Goal:
Below are records. Count every line containing the word "Actuaciones" and give the number alone.

(Records that describe figures)
========================================
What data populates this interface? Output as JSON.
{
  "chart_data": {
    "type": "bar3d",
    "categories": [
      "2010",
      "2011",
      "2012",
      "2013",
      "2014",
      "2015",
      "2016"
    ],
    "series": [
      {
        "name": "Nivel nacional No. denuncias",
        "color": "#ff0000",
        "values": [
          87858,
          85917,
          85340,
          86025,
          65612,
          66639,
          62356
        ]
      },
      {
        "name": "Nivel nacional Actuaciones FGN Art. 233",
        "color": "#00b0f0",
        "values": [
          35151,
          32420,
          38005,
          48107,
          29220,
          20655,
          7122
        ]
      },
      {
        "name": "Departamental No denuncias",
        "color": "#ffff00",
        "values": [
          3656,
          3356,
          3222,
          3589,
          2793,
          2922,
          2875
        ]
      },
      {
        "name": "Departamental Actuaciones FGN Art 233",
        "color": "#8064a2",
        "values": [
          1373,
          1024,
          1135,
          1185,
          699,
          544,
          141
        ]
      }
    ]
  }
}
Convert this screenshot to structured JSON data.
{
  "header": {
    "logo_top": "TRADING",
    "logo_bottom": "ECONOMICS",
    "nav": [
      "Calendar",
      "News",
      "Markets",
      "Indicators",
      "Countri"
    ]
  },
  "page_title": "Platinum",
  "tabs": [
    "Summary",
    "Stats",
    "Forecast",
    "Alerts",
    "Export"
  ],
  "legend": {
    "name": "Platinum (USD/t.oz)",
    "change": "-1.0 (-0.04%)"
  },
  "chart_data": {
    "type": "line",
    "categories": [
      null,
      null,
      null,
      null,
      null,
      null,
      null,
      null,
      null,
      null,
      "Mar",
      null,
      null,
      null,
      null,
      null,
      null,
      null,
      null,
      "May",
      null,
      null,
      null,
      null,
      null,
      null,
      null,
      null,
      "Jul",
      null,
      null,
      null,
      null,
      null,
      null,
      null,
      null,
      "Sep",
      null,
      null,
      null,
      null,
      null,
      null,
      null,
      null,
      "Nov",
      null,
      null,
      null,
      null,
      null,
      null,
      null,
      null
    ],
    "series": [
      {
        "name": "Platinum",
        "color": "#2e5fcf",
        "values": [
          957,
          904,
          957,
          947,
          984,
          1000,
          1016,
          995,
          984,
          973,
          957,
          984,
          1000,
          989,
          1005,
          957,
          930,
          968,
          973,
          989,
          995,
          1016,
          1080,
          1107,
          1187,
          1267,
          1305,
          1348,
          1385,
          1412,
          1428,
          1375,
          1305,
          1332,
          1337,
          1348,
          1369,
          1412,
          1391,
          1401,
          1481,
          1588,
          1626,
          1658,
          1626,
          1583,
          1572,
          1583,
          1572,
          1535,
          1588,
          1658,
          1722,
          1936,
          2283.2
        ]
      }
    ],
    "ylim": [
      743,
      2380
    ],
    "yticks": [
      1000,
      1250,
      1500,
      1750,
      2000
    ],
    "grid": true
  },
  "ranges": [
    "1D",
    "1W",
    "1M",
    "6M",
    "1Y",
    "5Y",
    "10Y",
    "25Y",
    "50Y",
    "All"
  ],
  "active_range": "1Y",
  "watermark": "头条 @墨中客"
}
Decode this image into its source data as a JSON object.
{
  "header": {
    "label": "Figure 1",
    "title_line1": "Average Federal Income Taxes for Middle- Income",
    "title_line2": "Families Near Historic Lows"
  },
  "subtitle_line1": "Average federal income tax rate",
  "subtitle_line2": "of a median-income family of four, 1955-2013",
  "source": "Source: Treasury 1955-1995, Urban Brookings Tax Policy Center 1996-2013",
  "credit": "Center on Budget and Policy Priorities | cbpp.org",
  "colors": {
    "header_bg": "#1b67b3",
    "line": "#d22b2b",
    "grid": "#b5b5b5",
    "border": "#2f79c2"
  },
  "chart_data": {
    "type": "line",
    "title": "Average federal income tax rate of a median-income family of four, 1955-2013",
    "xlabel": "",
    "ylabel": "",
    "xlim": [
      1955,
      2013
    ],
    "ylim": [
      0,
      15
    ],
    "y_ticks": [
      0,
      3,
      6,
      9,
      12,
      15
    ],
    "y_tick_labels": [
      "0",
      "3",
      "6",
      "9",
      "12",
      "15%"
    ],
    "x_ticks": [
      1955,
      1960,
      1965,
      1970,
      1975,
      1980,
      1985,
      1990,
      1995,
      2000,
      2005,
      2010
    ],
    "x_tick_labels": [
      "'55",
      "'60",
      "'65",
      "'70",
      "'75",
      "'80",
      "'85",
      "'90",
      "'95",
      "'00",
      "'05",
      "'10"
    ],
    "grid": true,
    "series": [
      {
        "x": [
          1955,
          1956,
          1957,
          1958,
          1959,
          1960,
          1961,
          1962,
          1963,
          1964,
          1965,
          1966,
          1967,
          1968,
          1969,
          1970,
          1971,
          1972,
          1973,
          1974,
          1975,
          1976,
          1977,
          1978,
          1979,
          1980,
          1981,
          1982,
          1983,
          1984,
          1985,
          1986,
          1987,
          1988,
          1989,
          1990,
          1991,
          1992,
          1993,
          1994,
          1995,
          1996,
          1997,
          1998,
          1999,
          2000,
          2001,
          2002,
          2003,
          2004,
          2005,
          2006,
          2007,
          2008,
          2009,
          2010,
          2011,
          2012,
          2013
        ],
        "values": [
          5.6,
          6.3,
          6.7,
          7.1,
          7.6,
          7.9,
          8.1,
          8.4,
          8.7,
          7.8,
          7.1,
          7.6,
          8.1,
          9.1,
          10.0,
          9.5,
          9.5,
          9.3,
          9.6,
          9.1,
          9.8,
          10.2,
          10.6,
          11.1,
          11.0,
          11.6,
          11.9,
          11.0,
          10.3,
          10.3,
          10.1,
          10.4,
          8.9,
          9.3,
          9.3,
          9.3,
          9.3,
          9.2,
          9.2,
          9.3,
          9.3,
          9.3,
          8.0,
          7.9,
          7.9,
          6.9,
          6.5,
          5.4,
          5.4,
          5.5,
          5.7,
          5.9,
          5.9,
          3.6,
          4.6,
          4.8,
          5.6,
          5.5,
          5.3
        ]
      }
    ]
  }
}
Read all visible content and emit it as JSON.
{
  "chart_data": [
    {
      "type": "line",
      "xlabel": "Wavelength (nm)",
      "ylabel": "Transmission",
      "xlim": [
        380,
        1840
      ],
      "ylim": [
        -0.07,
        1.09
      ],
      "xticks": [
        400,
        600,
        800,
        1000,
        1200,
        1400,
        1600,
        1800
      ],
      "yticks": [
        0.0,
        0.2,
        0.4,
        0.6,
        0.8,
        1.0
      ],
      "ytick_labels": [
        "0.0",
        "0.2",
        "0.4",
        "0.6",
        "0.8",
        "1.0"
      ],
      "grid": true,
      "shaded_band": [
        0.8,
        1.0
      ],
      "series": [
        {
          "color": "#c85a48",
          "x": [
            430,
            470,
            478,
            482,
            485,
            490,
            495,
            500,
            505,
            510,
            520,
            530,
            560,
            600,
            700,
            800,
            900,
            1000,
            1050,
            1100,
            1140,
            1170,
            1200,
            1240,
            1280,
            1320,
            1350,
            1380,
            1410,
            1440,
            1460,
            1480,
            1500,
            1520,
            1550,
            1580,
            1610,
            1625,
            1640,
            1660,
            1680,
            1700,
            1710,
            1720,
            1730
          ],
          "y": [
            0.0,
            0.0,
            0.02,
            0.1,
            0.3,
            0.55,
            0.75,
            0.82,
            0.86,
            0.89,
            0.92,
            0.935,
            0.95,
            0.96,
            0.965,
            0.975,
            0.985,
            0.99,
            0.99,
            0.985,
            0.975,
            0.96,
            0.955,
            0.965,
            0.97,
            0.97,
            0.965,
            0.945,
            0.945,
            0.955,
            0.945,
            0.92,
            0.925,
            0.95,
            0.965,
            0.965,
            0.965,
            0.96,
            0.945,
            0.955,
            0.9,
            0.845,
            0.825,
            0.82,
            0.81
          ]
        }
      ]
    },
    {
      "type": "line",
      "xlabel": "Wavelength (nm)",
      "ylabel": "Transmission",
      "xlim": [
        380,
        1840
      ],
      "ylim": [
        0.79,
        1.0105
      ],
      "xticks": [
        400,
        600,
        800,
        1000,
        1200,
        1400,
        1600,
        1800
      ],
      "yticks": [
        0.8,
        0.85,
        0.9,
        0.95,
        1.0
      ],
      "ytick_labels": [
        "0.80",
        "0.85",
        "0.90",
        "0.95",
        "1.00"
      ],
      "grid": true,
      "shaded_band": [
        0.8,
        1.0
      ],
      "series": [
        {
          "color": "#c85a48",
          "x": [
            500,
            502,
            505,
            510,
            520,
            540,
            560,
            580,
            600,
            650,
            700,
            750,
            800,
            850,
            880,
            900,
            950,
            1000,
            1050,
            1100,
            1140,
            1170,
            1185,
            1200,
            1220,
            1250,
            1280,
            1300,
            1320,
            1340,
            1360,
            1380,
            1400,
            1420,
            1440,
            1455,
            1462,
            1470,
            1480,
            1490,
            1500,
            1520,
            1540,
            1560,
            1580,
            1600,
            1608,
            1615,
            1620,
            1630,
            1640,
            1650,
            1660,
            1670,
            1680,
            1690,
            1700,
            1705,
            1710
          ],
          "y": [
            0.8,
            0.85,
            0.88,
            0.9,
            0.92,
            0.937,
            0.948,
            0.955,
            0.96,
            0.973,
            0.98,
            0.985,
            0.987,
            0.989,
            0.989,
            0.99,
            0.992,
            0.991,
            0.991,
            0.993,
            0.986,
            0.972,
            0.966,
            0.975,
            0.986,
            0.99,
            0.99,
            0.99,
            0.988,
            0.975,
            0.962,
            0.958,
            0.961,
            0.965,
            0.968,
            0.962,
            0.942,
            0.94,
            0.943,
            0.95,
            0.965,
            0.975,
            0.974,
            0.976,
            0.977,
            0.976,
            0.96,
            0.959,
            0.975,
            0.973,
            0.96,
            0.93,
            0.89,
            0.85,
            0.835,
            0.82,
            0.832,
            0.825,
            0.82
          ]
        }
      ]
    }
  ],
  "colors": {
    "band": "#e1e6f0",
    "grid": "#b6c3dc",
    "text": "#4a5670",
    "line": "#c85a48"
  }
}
========================================
Correct result:
2